→ GIVEN DATA
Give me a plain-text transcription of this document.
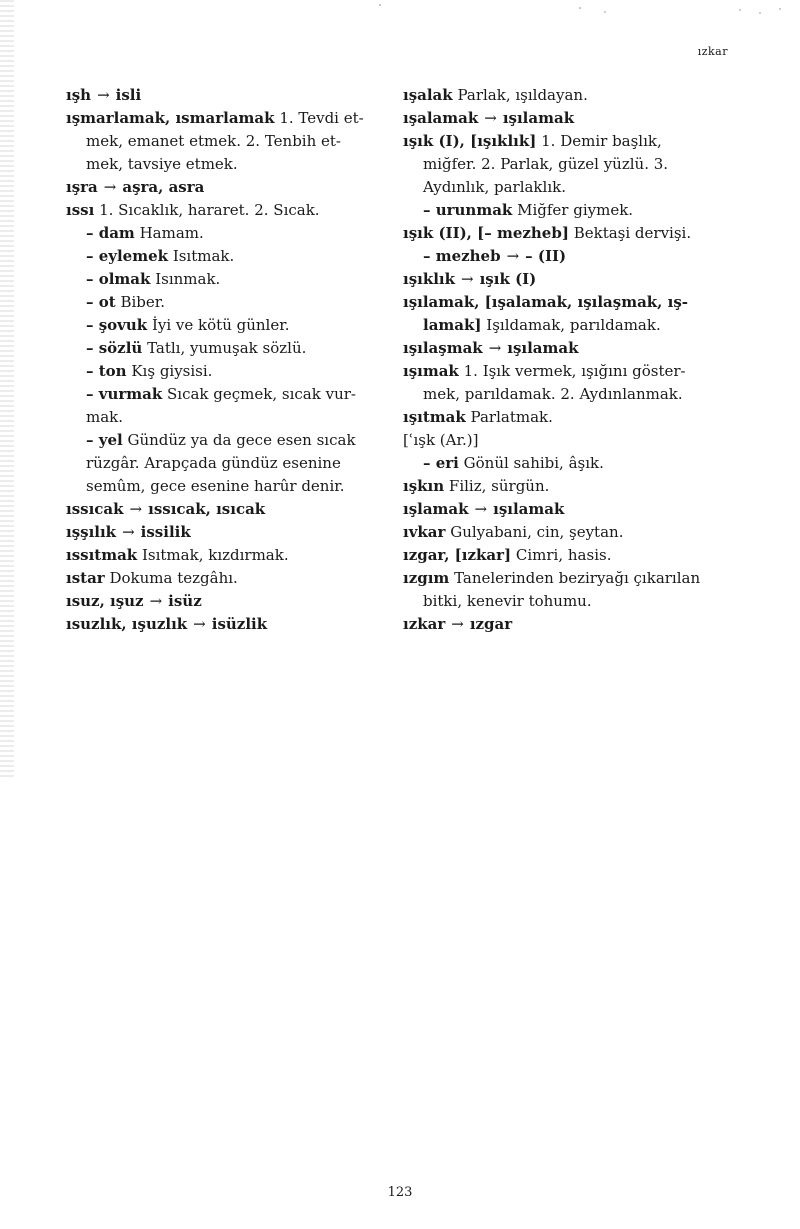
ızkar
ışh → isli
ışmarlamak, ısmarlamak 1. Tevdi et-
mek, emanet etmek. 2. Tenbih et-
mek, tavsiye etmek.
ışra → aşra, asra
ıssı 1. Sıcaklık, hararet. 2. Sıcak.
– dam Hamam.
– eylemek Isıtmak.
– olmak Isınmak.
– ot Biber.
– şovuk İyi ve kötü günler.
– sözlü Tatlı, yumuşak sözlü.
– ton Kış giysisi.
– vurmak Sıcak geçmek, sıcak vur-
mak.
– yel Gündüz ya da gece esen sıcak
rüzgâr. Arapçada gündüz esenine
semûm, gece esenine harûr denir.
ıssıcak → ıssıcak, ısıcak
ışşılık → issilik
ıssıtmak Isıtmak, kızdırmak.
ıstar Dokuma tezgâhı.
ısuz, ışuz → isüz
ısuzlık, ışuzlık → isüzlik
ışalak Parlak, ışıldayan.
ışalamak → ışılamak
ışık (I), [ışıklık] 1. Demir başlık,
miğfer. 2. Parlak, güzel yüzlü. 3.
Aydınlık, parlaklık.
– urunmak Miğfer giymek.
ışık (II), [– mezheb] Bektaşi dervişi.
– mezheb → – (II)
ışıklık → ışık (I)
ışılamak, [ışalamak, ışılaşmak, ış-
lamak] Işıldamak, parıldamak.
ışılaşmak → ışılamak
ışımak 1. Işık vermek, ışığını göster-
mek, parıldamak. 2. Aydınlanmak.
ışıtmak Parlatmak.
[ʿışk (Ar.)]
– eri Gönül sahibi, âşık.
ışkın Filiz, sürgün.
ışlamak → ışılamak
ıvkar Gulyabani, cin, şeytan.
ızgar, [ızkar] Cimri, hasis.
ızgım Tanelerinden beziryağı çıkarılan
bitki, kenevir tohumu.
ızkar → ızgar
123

==

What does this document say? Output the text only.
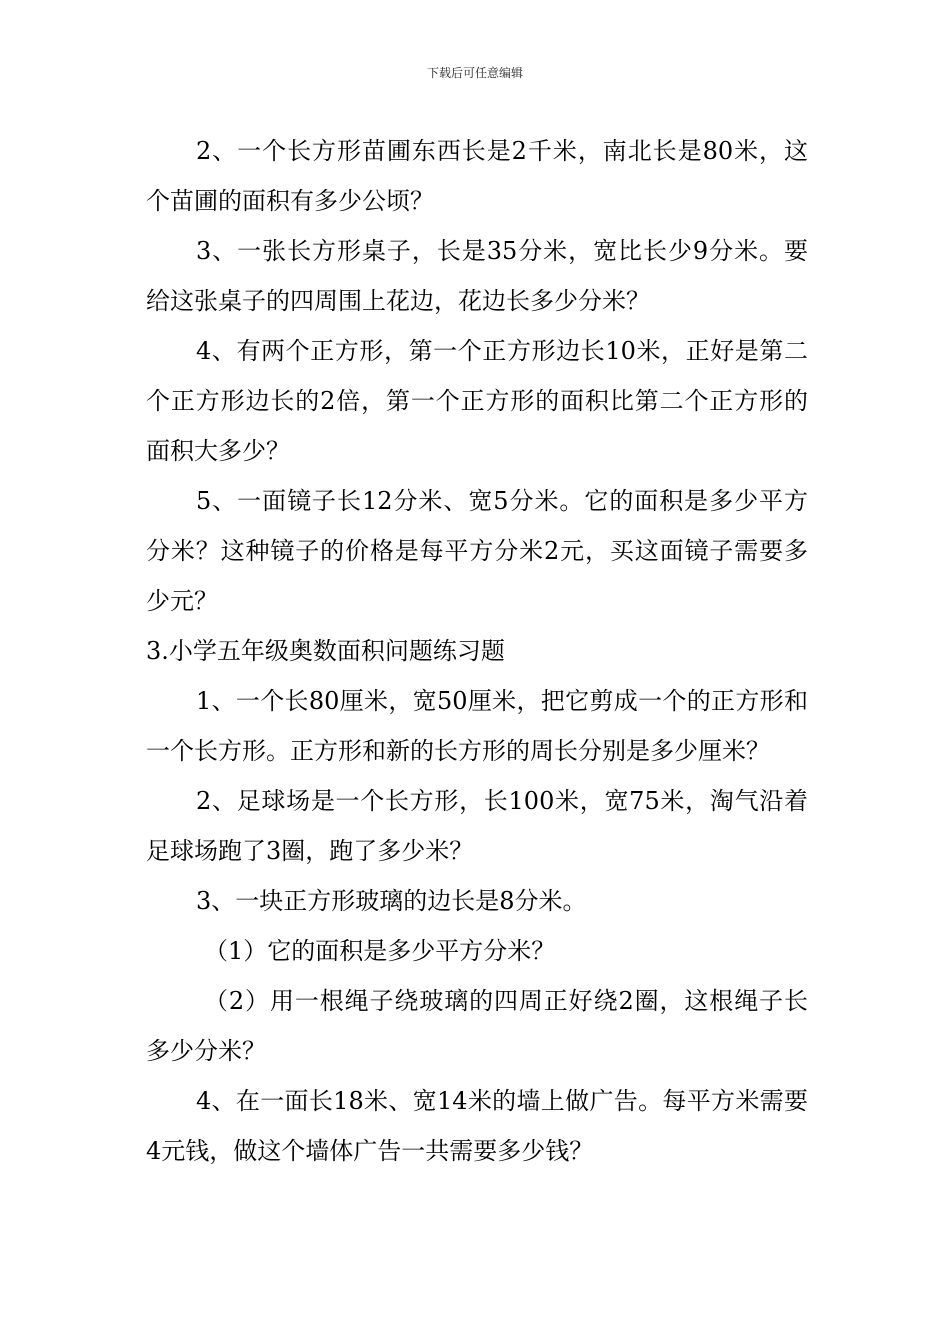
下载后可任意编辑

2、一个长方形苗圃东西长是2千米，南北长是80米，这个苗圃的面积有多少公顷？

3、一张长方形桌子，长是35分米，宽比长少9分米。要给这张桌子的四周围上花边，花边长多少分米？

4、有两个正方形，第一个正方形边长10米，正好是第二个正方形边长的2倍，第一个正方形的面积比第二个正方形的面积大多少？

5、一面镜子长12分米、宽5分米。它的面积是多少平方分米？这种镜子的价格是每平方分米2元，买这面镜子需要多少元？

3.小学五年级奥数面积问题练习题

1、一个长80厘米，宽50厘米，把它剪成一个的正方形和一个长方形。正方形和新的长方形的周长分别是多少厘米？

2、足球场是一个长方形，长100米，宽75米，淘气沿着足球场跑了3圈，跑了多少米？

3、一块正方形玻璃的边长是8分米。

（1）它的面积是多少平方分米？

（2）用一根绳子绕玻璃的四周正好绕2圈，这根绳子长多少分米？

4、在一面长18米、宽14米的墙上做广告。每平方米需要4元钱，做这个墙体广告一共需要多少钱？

→ REQUIRED TASK
Locate the word "mezheb" in the entries, and copy every line where it is found.

→ TASK ANSWER
ışık (II), [– mezheb] Bektaşi dervişi.
– mezheb → – (II)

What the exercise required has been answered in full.